## Dataset records
* Begin *
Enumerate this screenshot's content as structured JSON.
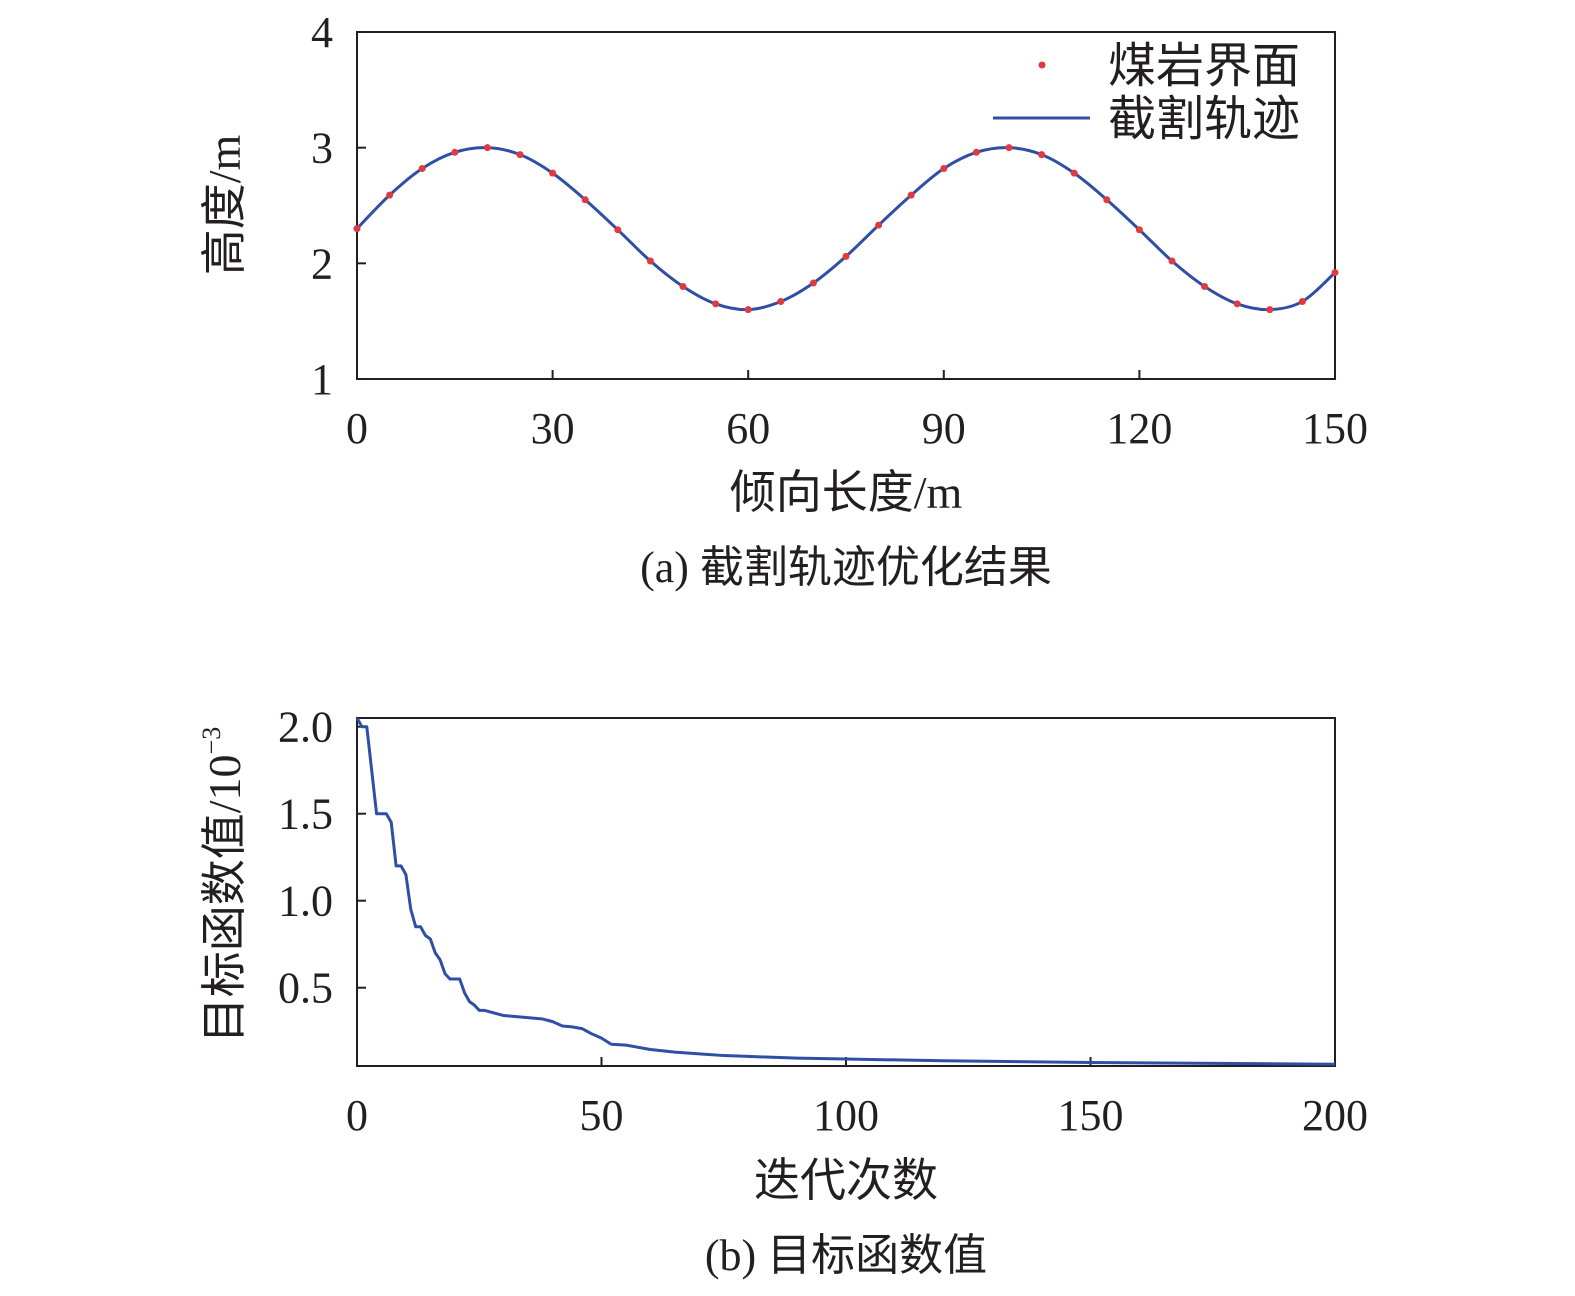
{
  "chart_data": [
    {
      "type": "line",
      "caption": "(a) 截割轨迹优化结果",
      "xlabel": "倾向长度/m",
      "ylabel": "高度/m",
      "xlim": [
        0,
        150
      ],
      "ylim": [
        1,
        4
      ],
      "xticks": [
        "0",
        "30",
        "60",
        "90",
        "120",
        "150"
      ],
      "yticks": [
        "1",
        "2",
        "3",
        "4"
      ],
      "grid": false,
      "legend_position": "top-right",
      "series": [
        {
          "name": "煤岩界面",
          "kind": "scatter",
          "color": "#e03a3e",
          "x": [
            0,
            5,
            10,
            15,
            20,
            25,
            30,
            35,
            40,
            45,
            50,
            55,
            60,
            65,
            70,
            75,
            80,
            85,
            90,
            95,
            100,
            105,
            110,
            115,
            120,
            125,
            130,
            135,
            140,
            145,
            150
          ],
          "y": [
            2.3,
            2.59,
            2.82,
            2.96,
            3.0,
            2.94,
            2.78,
            2.55,
            2.29,
            2.02,
            1.8,
            1.65,
            1.6,
            1.67,
            1.83,
            2.06,
            2.33,
            2.59,
            2.82,
            2.96,
            3.0,
            2.94,
            2.78,
            2.55,
            2.29,
            2.02,
            1.8,
            1.65,
            1.6,
            1.67,
            1.92
          ]
        },
        {
          "name": "截割轨迹",
          "kind": "line",
          "color": "#2e4fa3",
          "x": [
            0,
            5,
            10,
            15,
            20,
            25,
            30,
            35,
            40,
            45,
            50,
            55,
            60,
            65,
            70,
            75,
            80,
            85,
            90,
            95,
            100,
            105,
            110,
            115,
            120,
            125,
            130,
            135,
            140,
            145,
            150
          ],
          "y": [
            2.3,
            2.59,
            2.82,
            2.96,
            3.0,
            2.94,
            2.78,
            2.55,
            2.29,
            2.02,
            1.8,
            1.65,
            1.6,
            1.67,
            1.83,
            2.06,
            2.33,
            2.59,
            2.82,
            2.96,
            3.0,
            2.94,
            2.78,
            2.55,
            2.29,
            2.02,
            1.8,
            1.65,
            1.6,
            1.67,
            1.92
          ]
        }
      ]
    },
    {
      "type": "line",
      "caption": "(b) 目标函数值",
      "xlabel": "迭代次数",
      "ylabel": "目标函数值/10",
      "ylabel_exponent": "−3",
      "xlim": [
        0,
        200
      ],
      "ylim": [
        0.05,
        2.05
      ],
      "xticks": [
        "0",
        "50",
        "100",
        "150",
        "200"
      ],
      "yticks": [
        "0.5",
        "1.0",
        "1.5",
        "2.0"
      ],
      "ytick_values": [
        0.5,
        1.0,
        1.5,
        2.0
      ],
      "grid": false,
      "series": [
        {
          "kind": "line",
          "color": "#2e4fa3",
          "x": [
            0,
            1,
            2,
            3,
            4,
            5,
            6,
            7,
            8,
            9,
            10,
            11,
            12,
            13,
            14,
            15,
            16,
            17,
            18,
            19,
            20,
            21,
            22,
            23,
            24,
            25,
            26,
            28,
            30,
            32,
            34,
            36,
            38,
            40,
            42,
            44,
            46,
            48,
            50,
            52,
            55,
            58,
            60,
            65,
            70,
            75,
            80,
            90,
            100,
            120,
            150,
            200
          ],
          "y": [
            2.05,
            2.0,
            2.0,
            1.75,
            1.5,
            1.5,
            1.5,
            1.45,
            1.2,
            1.2,
            1.15,
            0.95,
            0.85,
            0.85,
            0.8,
            0.78,
            0.7,
            0.66,
            0.58,
            0.55,
            0.55,
            0.55,
            0.47,
            0.42,
            0.4,
            0.37,
            0.37,
            0.355,
            0.34,
            0.335,
            0.33,
            0.325,
            0.32,
            0.305,
            0.28,
            0.275,
            0.265,
            0.235,
            0.21,
            0.175,
            0.17,
            0.155,
            0.145,
            0.13,
            0.12,
            0.11,
            0.105,
            0.095,
            0.09,
            0.08,
            0.07,
            0.06
          ]
        }
      ]
    }
  ]
}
* End *
## What is being asked
Using the material above, set down every line exactly, but skip the pictures.

## Response for this exercise
Enumerate this screenshot's content as structured JSON.
{
  "chart_data": [
    {
      "type": "line",
      "caption": "(a) 截割轨迹优化结果",
      "xlabel": "倾向长度/m",
      "ylabel": "高度/m",
      "xlim": [
        0,
        150
      ],
      "ylim": [
        1,
        4
      ],
      "xticks": [
        "0",
        "30",
        "60",
        "90",
        "120",
        "150"
      ],
      "yticks": [
        "1",
        "2",
        "3",
        "4"
      ],
      "grid": false,
      "legend_position": "top-right",
      "series": [
        {
          "name": "煤岩界面",
          "kind": "scatter",
          "color": "#e03a3e",
          "x": [
            0,
            5,
            10,
            15,
            20,
            25,
            30,
            35,
            40,
            45,
            50,
            55,
            60,
            65,
            70,
            75,
            80,
            85,
            90,
            95,
            100,
            105,
            110,
            115,
            120,
            125,
            130,
            135,
            140,
            145,
            150
          ],
          "y": [
            2.3,
            2.59,
            2.82,
            2.96,
            3.0,
            2.94,
            2.78,
            2.55,
            2.29,
            2.02,
            1.8,
            1.65,
            1.6,
            1.67,
            1.83,
            2.06,
            2.33,
            2.59,
            2.82,
            2.96,
            3.0,
            2.94,
            2.78,
            2.55,
            2.29,
            2.02,
            1.8,
            1.65,
            1.6,
            1.67,
            1.92
          ]
        },
        {
          "name": "截割轨迹",
          "kind": "line",
          "color": "#2e4fa3",
          "x": [
            0,
            5,
            10,
            15,
            20,
            25,
            30,
            35,
            40,
            45,
            50,
            55,
            60,
            65,
            70,
            75,
            80,
            85,
            90,
            95,
            100,
            105,
            110,
            115,
            120,
            125,
            130,
            135,
            140,
            145,
            150
          ],
          "y": [
            2.3,
            2.59,
            2.82,
            2.96,
            3.0,
            2.94,
            2.78,
            2.55,
            2.29,
            2.02,
            1.8,
            1.65,
            1.6,
            1.67,
            1.83,
            2.06,
            2.33,
            2.59,
            2.82,
            2.96,
            3.0,
            2.94,
            2.78,
            2.55,
            2.29,
            2.02,
            1.8,
            1.65,
            1.6,
            1.67,
            1.92
          ]
        }
      ]
    },
    {
      "type": "line",
      "caption": "(b) 目标函数值",
      "xlabel": "迭代次数",
      "ylabel": "目标函数值/10",
      "ylabel_exponent": "−3",
      "xlim": [
        0,
        200
      ],
      "ylim": [
        0.05,
        2.05
      ],
      "xticks": [
        "0",
        "50",
        "100",
        "150",
        "200"
      ],
      "yticks": [
        "0.5",
        "1.0",
        "1.5",
        "2.0"
      ],
      "ytick_values": [
        0.5,
        1.0,
        1.5,
        2.0
      ],
      "grid": false,
      "series": [
        {
          "kind": "line",
          "color": "#2e4fa3",
          "x": [
            0,
            1,
            2,
            3,
            4,
            5,
            6,
            7,
            8,
            9,
            10,
            11,
            12,
            13,
            14,
            15,
            16,
            17,
            18,
            19,
            20,
            21,
            22,
            23,
            24,
            25,
            26,
            28,
            30,
            32,
            34,
            36,
            38,
            40,
            42,
            44,
            46,
            48,
            50,
            52,
            55,
            58,
            60,
            65,
            70,
            75,
            80,
            90,
            100,
            120,
            150,
            200
          ],
          "y": [
            2.05,
            2.0,
            2.0,
            1.75,
            1.5,
            1.5,
            1.5,
            1.45,
            1.2,
            1.2,
            1.15,
            0.95,
            0.85,
            0.85,
            0.8,
            0.78,
            0.7,
            0.66,
            0.58,
            0.55,
            0.55,
            0.55,
            0.47,
            0.42,
            0.4,
            0.37,
            0.37,
            0.355,
            0.34,
            0.335,
            0.33,
            0.325,
            0.32,
            0.305,
            0.28,
            0.275,
            0.265,
            0.235,
            0.21,
            0.175,
            0.17,
            0.155,
            0.145,
            0.13,
            0.12,
            0.11,
            0.105,
            0.095,
            0.09,
            0.08,
            0.07,
            0.06
          ]
        }
      ]
    }
  ]
}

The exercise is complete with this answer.